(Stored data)
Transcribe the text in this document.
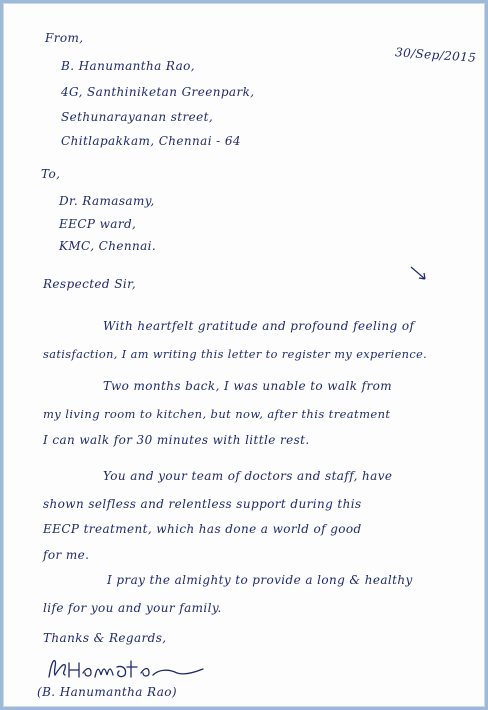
From,
B. Hanumantha Rao,
4G, Santhiniketan Greenpark,
Sethunarayanan street,
Chitlapakkam, Chennai - 64
30/Sep/2015
To,
Dr. Ramasamy,
EECP ward,
KMC, Chennai.
Respected Sir,
With heartfelt gratitude and profound feeling of
satisfaction, I am writing this letter to register my experience.
Two months back, I was unable to walk from
my living room to kitchen, but now, after this treatment
I can walk for 30 minutes with little rest.
You and your team of doctors and staff, have
shown selfless and relentless support during this
EECP treatment, which has done a world of good
for me.
I pray the almighty to provide a long & healthy
life for you and your family.
Thanks & Regards,
(B. Hanumantha Rao)
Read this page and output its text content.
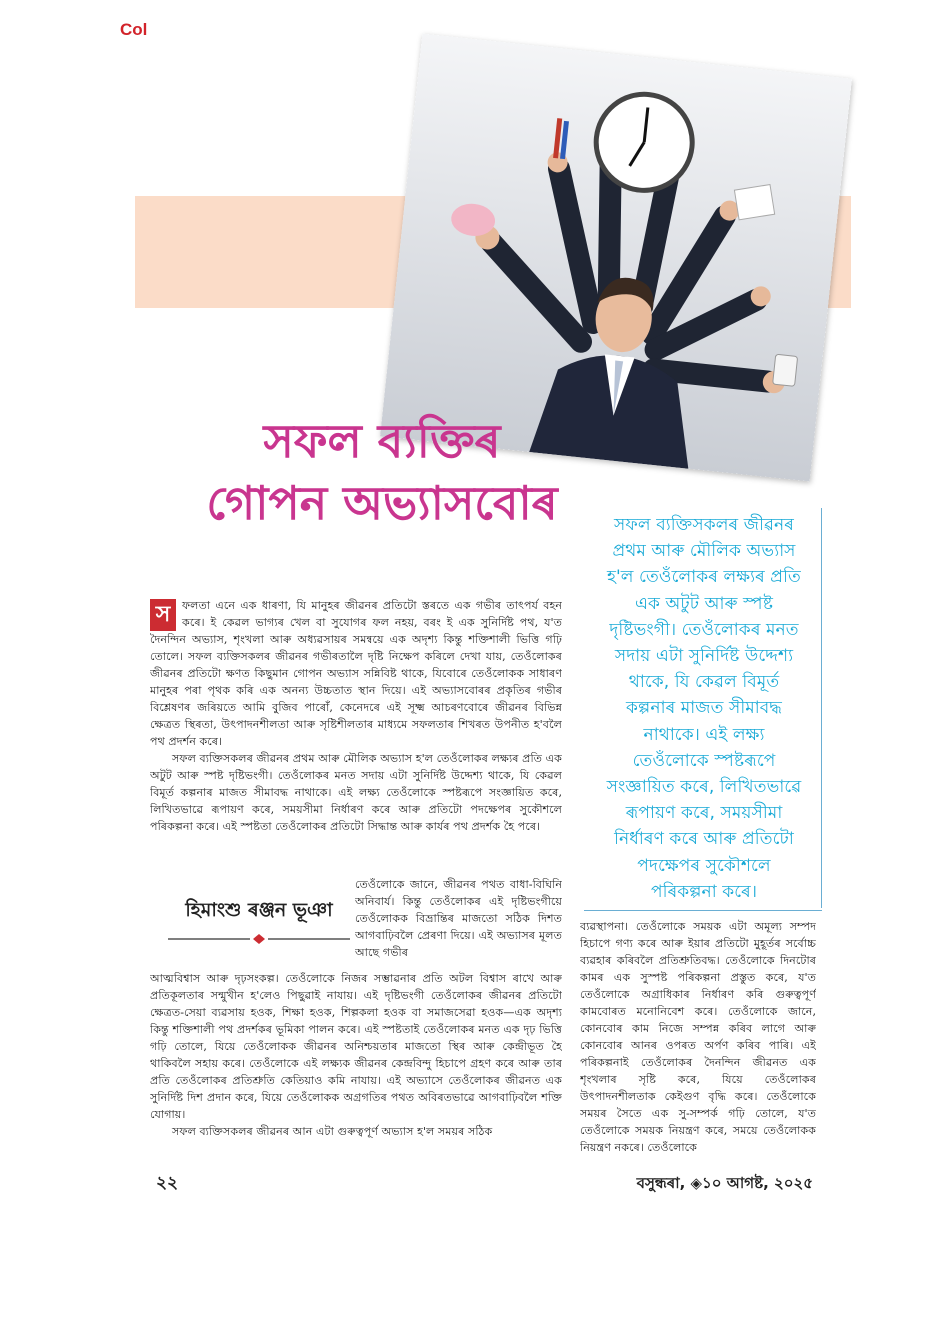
Col
সফল ব্যক্তিৰ
গোপন অভ্যাসবোৰ	সফল ব্যক্তিসকলৰ জীৱনৰ
প্ৰথম আৰু মৌলিক অভ্যাস
হ'ল তেওঁলোকৰ লক্ষ্যৰ প্ৰতি
এক অটুট আৰু স্পষ্ট
দৃষ্টিভংগী। তেওঁলোকৰ মনত
সদায় এটা সুনিৰ্দিষ্ট উদ্দেশ্য
থাকে, যি কেৱল বিমূৰ্ত
কল্পনাৰ মাজত সীমাবদ্ধ
নাথাকে। এই লক্ষ্য
তেওঁলোকে স্পষ্টৰূপে
সংজ্ঞায়িত কৰে, লিখিতভাৱে
ৰূপায়ণ কৰে, সময়সীমা
নিৰ্ধাৰণ কৰে আৰু প্ৰতিটো
পদক্ষেপৰ সুকৌশলে
পৰিকল্পনা কৰে।
স	ফলতা এনে এক ধাৰণা, যি মানুহৰ জীৱনৰ প্ৰতিটো স্তৰতে এক গভীৰ তাৎপৰ্য বহন কৰে। ই কেৱল ভাগ্যৰ খেল বা সুযোগৰ ফল নহয়, বৰং ই এক সুনিৰ্দিষ্ট পথ, য'ত দৈনন্দিন অভ্যাস, শৃংখলা আৰু অধ্যৱসায়ৰ সমন্বয়ে এক অদৃশ্য কিন্তু শক্তিশালী ভিত্তি গঢ়ি তোলে। সফল ব্যক্তিসকলৰ জীৱনৰ গভীৰতালৈ দৃষ্টি নিক্ষেপ কৰিলে দেখা যায়, তেওঁলোকৰ জীৱনৰ প্ৰতিটো ক্ষণত কিছুমান গোপন অভ্যাস সন্নিবিষ্ট থাকে, যিবোৰে তেওঁলোকক সাধাৰণ মানুহৰ পৰা পৃথক কৰি এক অনন্য উচ্চতাত স্থান দিয়ে। এই অভ্যাসবোৰৰ প্ৰকৃতিৰ গভীৰ বিশ্লেষণৰ জৰিয়তে আমি বুজিব পাৰোঁ, কেনেদৰে এই সূক্ষ্ম আচৰণবোৰে জীৱনৰ বিভিন্ন ক্ষেত্ৰত স্থিৰতা, উৎপাদনশীলতা আৰু সৃষ্টিশীলতাৰ মাধ্যমে সফলতাৰ শিখৰত উপনীত হ'বলৈ পথ প্ৰদৰ্শন কৰে।

সফল ব্যক্তিসকলৰ জীৱনৰ প্ৰথম আৰু মৌলিক অভ্যাস হ'ল তেওঁলোকৰ লক্ষ্যৰ প্ৰতি এক অটুট আৰু স্পষ্ট দৃষ্টিভংগী। তেওঁলোকৰ মনত সদায় এটা সুনিৰ্দিষ্ট উদ্দেশ্য থাকে, যি কেৱল বিমূৰ্ত কল্পনাৰ মাজত সীমাবদ্ধ নাথাকে। এই লক্ষ্য তেওঁলোকে স্পষ্টৰূপে সংজ্ঞায়িত কৰে, লিখিতভাৱে ৰূপায়ণ কৰে, সময়সীমা নিৰ্ধাৰণ কৰে আৰু প্ৰতিটো পদক্ষেপৰ সুকৌশলে পৰিকল্পনা কৰে। এই স্পষ্টতা তেওঁলোকৰ প্ৰতিটো সিদ্ধান্ত আৰু কাৰ্যৰ পথ প্ৰদৰ্শক হৈ পৰে।

হিমাংশু ৰঞ্জন ভূঞা

তেওঁলোকে জানে, জীৱনৰ পথত বাধা-বিঘিনি অনিবাৰ্য। কিন্তু তেওঁলোকৰ এই দৃষ্টিভংগীয়ে তেওঁলোকক বিভ্ৰান্তিৰ মাজতো সঠিক দিশত আগবাঢ়িবলৈ প্ৰেৰণা দিয়ে। এই অভ্যাসৰ মূলত আছে গভীৰ

আত্মবিশ্বাস আৰু দৃঢ়সংকল্প। তেওঁলোকে নিজৰ সম্ভাৱনাৰ প্ৰতি অটল বিশ্বাস ৰাখে আৰু প্ৰতিকূলতাৰ সন্মুখীন হ'লেও পিছুৱাই নাযায়। এই দৃষ্টিভংগী তেওঁলোকৰ জীৱনৰ প্ৰতিটো ক্ষেত্ৰত-সেয়া ব্যৱসায় হওক, শিক্ষা হওক, শিল্পকলা হওক বা সমাজসেৱা হওক—এক অদৃশ্য কিন্তু শক্তিশালী পথ প্ৰদৰ্শকৰ ভূমিকা পালন কৰে। এই স্পষ্টতাই তেওঁলোকৰ মনত এক দৃঢ় ভিত্তি গঢ়ি তোলে, যিয়ে তেওঁলোকক জীৱনৰ অনিশ্চয়তাৰ মাজতো স্থিৰ আৰু কেন্দ্ৰীভূত হৈ থাকিবলৈ সহায় কৰে। তেওঁলোকে এই লক্ষ্যক জীৱনৰ কেন্দ্ৰবিন্দু হিচাপে গ্ৰহণ কৰে আৰু তাৰ প্ৰতি তেওঁলোকৰ প্ৰতিশ্ৰুতি কেতিয়াও কমি নাযায়। এই অভ্যাসে তেওঁলোকৰ জীৱনত এক সুনিৰ্দিষ্ট দিশ প্ৰদান কৰে, যিয়ে তেওঁলোকক অগ্ৰগতিৰ পথত অবিৰতভাৱে আগবাঢ়িবলৈ শক্তি যোগায়।

সফল ব্যক্তিসকলৰ জীৱনৰ আন এটা গুৰুত্বপূৰ্ণ অভ্যাস হ'ল সময়ৰ সঠিক

ব্যৱস্থাপনা। তেওঁলোকে সময়ক এটা অমূল্য সম্পদ হিচাপে গণ্য কৰে আৰু ইয়াৰ প্ৰতিটো মুহূৰ্তৰ সৰ্বোচ্চ ব্যৱহাৰ কৰিবলৈ প্ৰতিশ্ৰুতিবদ্ধ। তেওঁলোকে দিনটোৰ কামৰ এক সুস্পষ্ট পৰিকল্পনা প্ৰস্তুত কৰে, য'ত তেওঁলোকে অগ্ৰাধিকাৰ নিৰ্ধাৰণ কৰি গুৰুত্বপূৰ্ণ কামবোৰত মনোনিবেশ কৰে। তেওঁলোকে জানে, কোনবোৰ কাম নিজে সম্পন্ন কৰিব লাগে আৰু কোনবোৰ আনৰ ওপৰত অৰ্পণ কৰিব পাৰি। এই পৰিকল্পনাই তেওঁলোকৰ দৈনন্দিন জীৱনত এক শৃংখলাৰ সৃষ্টি কৰে, যিয়ে তেওঁলোকৰ উৎপাদনশীলতাক কেইগুণ বৃদ্ধি কৰে। তেওঁলোকে সময়ৰ সৈতে এক সু-সম্পৰ্ক গঢ়ি তোলে, য'ত তেওঁলোকে সময়ক নিয়ন্ত্ৰণ কৰে, সময়ে তেওঁলোকক নিয়ন্ত্ৰণ নকৰে। তেওঁলোকে

২২	বসুন্ধৰা, ◈১০ আগষ্ট, ২০২৫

* [Exercise aim]
Only lines with the word "Chennai" should be collected from the material.

* [Answer to this task]
Chitlapakkam, Chennai - 64
KMC, Chennai.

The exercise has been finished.